— START OF Data shown —

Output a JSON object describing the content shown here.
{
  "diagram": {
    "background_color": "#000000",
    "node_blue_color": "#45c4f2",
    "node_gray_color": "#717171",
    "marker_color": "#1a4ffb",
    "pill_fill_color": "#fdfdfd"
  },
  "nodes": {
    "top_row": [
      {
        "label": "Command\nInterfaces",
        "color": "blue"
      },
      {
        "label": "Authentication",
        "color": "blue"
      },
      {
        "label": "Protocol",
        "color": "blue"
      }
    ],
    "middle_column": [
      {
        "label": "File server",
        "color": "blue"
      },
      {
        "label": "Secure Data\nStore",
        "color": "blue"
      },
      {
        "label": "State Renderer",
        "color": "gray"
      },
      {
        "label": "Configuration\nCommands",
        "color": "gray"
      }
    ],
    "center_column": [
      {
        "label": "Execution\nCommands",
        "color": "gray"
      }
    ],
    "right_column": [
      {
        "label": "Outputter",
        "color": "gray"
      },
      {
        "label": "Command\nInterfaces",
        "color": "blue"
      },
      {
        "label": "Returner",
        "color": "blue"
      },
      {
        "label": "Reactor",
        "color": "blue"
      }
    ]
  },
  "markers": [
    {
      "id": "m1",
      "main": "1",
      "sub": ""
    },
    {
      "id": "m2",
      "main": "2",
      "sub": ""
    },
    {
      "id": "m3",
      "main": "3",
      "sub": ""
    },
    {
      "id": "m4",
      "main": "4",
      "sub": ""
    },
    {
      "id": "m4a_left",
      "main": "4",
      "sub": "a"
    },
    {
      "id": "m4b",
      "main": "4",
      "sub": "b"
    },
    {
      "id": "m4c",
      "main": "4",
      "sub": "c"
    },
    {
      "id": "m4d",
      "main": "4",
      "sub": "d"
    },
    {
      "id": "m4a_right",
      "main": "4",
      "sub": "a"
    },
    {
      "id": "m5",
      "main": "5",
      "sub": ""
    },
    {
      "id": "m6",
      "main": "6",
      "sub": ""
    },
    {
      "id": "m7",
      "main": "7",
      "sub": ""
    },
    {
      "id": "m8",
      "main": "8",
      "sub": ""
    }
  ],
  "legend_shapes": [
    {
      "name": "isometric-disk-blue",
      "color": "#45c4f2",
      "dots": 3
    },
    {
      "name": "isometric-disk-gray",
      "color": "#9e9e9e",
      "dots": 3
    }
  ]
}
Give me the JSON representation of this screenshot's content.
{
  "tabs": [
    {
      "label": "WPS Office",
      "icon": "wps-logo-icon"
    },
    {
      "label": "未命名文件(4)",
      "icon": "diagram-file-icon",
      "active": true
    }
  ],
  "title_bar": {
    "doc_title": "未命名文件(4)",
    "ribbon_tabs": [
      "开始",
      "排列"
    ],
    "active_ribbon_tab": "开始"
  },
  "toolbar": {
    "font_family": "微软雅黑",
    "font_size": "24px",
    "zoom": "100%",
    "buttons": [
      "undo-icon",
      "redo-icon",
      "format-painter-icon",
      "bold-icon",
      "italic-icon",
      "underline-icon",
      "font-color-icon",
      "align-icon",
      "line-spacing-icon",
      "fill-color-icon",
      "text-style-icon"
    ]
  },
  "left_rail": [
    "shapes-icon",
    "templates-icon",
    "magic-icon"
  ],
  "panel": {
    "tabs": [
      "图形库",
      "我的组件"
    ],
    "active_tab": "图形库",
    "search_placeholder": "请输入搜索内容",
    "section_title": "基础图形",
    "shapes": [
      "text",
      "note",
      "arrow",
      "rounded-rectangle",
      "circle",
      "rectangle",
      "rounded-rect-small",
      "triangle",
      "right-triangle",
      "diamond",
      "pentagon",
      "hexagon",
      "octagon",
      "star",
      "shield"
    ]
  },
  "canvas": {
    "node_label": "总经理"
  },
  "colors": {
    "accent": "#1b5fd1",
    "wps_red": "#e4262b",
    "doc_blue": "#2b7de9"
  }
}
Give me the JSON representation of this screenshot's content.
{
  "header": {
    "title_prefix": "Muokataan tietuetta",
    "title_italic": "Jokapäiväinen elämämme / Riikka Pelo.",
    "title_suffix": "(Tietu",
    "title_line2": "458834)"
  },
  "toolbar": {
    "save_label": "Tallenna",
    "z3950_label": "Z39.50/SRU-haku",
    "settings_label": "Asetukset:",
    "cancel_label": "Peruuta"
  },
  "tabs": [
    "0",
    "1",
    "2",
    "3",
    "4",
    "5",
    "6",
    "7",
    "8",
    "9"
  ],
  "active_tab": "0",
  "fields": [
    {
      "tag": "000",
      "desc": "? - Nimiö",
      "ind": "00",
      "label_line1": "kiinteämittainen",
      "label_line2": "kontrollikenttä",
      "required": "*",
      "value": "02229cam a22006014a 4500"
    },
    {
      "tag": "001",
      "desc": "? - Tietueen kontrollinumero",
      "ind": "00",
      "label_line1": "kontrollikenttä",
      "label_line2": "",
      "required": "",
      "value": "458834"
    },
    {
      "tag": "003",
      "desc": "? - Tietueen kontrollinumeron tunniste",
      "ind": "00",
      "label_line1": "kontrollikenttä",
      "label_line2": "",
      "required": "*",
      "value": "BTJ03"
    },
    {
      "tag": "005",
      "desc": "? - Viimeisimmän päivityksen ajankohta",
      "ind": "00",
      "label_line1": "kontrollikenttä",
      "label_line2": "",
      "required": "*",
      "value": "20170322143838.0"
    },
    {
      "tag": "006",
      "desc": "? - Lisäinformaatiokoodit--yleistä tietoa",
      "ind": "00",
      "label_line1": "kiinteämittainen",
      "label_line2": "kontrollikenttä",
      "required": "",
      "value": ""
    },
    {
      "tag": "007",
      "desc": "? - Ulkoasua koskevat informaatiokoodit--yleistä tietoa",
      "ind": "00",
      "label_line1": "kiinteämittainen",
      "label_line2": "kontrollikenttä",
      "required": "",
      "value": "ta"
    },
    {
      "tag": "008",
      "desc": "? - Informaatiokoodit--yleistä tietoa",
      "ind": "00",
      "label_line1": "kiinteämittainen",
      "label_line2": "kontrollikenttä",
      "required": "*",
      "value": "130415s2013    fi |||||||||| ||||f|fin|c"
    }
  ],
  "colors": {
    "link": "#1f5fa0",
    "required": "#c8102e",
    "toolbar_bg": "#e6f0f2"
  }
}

— END OF Data shown —

→ **Exercise directions**:
Copy every line of the records above that contains "nCommands".

→ **Result of this task**:
        "label": "Configuration\nCommands",
        "label": "Execution\nCommands",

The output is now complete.